# YOUR TASK
Pull every line containing "strength" from the entries.

[Figure content listings]
>>>

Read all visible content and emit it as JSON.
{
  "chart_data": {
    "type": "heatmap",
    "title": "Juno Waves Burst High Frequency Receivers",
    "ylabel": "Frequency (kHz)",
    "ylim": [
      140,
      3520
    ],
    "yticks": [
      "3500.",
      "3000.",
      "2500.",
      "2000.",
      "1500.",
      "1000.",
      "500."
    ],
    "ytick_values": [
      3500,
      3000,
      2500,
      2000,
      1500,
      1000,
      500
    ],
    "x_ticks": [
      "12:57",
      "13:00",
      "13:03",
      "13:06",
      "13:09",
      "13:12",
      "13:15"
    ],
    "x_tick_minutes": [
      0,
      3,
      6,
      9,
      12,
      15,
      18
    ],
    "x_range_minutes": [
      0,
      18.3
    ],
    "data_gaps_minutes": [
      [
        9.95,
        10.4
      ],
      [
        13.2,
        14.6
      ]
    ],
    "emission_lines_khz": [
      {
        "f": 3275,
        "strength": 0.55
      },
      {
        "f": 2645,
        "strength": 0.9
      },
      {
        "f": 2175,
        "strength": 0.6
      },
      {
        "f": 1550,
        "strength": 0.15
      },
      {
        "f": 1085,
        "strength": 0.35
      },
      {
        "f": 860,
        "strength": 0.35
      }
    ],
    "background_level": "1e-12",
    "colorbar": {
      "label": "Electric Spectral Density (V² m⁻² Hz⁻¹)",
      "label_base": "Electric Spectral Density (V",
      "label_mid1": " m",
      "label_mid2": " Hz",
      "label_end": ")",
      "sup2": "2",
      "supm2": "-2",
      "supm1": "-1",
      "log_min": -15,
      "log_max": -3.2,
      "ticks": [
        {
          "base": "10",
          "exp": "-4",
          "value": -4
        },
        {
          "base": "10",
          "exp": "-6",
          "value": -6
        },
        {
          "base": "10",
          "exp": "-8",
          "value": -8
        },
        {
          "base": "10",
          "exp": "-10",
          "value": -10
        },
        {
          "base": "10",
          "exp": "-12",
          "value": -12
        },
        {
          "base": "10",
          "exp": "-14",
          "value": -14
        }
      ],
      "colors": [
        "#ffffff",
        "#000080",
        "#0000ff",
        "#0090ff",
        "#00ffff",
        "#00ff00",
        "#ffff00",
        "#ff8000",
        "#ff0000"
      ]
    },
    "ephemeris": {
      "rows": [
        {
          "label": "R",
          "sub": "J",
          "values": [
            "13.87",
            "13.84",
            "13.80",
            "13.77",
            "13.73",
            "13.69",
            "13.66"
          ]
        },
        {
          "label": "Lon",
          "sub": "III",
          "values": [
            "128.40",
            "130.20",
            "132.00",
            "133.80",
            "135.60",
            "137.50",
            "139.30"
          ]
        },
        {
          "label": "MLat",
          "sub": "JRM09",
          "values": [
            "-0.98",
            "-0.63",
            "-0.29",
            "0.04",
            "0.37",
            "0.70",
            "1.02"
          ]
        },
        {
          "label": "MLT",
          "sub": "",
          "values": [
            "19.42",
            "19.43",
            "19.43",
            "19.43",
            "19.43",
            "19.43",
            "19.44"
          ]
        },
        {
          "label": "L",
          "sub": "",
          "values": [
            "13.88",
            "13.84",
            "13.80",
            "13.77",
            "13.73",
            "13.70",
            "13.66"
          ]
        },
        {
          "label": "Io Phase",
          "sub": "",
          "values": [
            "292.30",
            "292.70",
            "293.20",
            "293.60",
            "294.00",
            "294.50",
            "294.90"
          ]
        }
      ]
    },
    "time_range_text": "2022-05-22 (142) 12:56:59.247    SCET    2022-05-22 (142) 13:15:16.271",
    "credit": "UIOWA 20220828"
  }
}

<<<

# SOLUTION BELOW
        "strength": 0.55
        "strength": 0.9
        "strength": 0.6
        "strength": 0.15
        "strength": 0.35
        "strength": 0.35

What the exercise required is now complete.